→ Instructions to follow
From the listing below, copy every line with the word "criteria".

→ Given information

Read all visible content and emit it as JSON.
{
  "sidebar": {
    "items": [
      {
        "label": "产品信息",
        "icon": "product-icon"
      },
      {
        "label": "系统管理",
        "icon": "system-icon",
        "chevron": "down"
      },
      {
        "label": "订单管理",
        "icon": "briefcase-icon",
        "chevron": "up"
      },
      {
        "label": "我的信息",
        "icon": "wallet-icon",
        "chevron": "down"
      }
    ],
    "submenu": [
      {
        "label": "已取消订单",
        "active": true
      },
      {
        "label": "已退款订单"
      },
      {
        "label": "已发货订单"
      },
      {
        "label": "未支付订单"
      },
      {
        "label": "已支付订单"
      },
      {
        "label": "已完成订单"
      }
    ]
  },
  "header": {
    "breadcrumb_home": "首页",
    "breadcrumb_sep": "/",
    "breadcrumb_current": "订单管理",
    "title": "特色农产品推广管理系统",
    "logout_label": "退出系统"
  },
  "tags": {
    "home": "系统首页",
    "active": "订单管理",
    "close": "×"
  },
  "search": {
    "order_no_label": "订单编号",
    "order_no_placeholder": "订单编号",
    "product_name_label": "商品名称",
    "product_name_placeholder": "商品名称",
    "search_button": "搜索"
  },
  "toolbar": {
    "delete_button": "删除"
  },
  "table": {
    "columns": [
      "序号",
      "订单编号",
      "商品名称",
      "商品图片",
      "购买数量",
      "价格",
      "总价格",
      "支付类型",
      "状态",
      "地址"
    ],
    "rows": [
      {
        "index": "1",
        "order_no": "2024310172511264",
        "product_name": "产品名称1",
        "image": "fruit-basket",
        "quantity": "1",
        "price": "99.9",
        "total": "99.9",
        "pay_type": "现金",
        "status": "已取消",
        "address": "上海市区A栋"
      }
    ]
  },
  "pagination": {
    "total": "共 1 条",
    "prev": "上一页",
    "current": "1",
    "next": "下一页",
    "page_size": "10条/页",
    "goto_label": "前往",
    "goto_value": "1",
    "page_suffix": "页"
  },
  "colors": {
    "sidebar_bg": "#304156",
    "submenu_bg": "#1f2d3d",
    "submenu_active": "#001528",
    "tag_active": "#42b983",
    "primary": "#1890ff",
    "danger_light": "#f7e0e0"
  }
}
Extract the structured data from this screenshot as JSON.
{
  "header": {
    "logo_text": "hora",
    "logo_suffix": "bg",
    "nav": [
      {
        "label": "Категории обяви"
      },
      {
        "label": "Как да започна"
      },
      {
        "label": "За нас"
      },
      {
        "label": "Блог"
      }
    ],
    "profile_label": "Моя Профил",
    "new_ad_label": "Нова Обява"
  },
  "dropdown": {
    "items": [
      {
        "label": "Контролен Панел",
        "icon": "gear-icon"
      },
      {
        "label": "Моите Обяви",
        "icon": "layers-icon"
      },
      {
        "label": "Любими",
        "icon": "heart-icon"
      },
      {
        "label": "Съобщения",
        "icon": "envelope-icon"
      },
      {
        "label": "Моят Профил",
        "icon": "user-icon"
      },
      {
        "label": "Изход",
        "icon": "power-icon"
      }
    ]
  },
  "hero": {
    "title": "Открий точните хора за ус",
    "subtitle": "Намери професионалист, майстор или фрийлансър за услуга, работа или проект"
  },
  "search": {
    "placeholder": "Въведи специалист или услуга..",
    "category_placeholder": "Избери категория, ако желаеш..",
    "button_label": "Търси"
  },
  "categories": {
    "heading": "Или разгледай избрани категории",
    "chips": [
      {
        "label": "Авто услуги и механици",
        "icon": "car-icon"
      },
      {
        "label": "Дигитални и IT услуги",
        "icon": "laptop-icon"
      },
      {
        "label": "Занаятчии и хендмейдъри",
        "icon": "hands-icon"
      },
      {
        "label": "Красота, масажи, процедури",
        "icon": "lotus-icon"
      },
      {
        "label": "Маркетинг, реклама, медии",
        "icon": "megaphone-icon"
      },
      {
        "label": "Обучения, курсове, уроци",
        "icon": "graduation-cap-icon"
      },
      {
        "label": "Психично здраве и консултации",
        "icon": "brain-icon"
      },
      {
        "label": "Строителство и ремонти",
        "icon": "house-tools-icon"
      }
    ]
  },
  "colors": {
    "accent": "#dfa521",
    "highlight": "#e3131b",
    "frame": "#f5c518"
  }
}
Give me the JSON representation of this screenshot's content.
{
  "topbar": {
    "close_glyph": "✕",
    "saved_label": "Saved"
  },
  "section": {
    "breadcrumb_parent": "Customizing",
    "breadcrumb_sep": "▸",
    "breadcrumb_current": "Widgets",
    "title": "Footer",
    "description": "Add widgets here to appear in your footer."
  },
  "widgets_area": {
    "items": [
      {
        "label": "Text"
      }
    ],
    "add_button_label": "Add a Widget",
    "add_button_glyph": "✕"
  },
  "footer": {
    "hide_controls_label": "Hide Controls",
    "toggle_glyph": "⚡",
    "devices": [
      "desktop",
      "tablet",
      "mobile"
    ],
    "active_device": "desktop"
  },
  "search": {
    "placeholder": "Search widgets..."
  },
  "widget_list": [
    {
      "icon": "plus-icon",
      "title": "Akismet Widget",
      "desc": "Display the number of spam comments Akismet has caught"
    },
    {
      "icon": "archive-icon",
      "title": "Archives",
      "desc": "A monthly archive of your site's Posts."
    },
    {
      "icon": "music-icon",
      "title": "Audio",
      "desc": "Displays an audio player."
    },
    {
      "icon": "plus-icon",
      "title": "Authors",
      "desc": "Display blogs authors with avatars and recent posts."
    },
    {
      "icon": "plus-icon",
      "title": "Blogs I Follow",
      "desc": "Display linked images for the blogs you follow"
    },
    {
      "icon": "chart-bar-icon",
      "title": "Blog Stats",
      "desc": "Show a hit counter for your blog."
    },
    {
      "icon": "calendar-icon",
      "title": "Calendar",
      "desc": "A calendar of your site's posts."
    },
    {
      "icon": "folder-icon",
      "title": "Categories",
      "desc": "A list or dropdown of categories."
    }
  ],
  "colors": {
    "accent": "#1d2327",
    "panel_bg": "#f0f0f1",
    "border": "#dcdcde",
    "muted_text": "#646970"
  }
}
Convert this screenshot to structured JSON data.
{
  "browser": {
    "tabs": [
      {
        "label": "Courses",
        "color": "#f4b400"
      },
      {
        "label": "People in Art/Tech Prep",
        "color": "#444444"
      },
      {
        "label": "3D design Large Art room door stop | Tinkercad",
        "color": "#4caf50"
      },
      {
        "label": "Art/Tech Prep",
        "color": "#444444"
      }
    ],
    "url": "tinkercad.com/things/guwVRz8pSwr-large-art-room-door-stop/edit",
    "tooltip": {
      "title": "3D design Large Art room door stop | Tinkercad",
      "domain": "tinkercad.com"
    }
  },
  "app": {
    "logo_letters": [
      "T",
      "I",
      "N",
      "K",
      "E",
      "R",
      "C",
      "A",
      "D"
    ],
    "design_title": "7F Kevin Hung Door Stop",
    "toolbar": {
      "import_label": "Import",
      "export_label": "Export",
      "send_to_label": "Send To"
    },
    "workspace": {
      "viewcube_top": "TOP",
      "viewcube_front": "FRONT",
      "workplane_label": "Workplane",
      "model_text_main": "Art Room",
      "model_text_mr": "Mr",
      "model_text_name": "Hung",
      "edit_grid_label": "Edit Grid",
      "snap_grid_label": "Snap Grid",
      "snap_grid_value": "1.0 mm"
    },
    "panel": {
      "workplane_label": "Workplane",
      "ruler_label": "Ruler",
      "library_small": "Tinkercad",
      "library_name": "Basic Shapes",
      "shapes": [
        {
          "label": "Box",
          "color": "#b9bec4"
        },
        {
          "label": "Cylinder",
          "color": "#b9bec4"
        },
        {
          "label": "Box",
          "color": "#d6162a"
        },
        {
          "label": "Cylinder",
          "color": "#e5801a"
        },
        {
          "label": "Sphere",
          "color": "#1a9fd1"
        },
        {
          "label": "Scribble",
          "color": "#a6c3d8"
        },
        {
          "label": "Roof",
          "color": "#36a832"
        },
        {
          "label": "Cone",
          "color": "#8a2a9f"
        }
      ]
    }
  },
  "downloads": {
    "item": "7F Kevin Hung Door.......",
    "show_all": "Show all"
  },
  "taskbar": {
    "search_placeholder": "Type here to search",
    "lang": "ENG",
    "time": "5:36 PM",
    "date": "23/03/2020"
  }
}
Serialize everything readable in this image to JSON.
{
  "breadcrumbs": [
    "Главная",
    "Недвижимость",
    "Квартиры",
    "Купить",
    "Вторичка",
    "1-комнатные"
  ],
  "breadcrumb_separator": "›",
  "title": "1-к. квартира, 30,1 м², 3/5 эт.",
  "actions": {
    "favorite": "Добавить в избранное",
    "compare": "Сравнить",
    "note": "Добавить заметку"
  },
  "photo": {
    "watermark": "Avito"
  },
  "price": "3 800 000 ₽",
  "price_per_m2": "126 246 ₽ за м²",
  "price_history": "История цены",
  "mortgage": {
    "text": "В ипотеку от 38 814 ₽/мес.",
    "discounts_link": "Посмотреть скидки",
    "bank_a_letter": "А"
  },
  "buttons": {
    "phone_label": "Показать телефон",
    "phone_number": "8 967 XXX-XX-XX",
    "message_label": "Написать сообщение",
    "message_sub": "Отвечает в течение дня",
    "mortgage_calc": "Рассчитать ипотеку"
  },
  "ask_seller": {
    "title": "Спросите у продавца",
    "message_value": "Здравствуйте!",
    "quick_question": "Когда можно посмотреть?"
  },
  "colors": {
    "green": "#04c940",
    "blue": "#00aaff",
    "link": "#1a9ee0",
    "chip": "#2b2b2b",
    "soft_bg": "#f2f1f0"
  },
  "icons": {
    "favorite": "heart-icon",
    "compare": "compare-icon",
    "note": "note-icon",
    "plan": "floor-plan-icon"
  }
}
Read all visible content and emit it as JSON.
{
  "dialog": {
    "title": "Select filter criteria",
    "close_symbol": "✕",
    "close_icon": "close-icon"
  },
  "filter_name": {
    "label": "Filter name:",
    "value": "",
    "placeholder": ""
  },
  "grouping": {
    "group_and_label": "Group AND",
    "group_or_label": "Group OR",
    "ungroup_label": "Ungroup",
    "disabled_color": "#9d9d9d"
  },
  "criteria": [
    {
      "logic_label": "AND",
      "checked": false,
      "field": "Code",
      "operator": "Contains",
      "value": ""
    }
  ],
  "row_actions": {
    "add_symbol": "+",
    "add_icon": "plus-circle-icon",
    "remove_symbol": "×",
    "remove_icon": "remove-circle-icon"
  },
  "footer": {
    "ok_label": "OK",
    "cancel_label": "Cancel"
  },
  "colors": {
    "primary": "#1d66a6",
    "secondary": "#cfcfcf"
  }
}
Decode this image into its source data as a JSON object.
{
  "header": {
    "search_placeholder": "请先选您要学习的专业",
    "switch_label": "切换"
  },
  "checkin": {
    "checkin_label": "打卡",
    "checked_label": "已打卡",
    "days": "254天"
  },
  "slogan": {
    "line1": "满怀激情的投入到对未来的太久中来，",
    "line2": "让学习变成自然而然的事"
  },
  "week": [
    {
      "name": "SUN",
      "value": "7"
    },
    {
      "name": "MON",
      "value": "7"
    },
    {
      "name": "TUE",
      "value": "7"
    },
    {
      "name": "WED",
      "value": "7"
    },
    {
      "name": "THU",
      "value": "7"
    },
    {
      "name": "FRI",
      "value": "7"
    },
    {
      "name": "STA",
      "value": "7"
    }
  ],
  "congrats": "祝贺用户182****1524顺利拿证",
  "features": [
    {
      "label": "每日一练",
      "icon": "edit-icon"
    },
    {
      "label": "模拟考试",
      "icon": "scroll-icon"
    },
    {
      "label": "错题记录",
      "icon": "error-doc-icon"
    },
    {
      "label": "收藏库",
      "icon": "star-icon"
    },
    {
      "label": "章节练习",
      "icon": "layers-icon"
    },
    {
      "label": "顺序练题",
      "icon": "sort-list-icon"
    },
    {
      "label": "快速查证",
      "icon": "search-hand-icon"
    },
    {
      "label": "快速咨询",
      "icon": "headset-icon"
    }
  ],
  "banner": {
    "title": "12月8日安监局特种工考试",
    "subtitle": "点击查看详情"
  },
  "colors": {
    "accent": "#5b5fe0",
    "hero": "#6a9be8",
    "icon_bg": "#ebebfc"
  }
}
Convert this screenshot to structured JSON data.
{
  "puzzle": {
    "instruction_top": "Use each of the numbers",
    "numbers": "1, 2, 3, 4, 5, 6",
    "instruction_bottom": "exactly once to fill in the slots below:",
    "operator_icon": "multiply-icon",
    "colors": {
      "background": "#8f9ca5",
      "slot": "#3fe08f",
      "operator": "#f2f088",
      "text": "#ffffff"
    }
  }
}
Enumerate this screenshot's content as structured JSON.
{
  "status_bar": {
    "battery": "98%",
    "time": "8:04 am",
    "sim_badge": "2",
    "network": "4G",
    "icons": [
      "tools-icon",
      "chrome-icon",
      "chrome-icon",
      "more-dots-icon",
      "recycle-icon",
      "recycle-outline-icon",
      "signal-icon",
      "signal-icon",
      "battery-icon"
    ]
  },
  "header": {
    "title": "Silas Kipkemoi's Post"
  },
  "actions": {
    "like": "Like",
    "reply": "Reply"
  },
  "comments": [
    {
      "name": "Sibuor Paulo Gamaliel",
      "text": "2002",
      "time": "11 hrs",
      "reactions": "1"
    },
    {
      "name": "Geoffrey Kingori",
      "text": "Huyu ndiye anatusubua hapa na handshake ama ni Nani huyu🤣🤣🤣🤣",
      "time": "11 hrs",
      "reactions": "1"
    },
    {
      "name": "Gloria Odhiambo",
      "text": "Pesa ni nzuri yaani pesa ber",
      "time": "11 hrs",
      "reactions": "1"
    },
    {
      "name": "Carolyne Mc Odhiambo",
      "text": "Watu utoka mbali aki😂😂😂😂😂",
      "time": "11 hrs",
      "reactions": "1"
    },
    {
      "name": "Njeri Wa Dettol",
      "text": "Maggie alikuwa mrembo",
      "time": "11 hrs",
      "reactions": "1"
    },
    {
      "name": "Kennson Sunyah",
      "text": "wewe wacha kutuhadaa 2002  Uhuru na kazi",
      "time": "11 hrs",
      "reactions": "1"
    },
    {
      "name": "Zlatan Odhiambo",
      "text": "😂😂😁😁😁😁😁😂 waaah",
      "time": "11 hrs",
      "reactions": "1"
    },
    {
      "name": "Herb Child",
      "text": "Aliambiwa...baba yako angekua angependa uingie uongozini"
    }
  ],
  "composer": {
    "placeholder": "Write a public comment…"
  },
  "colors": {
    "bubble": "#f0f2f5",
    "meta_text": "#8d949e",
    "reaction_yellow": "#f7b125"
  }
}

→ Full output
    "title": "Select filter criteria",
  "criteria": [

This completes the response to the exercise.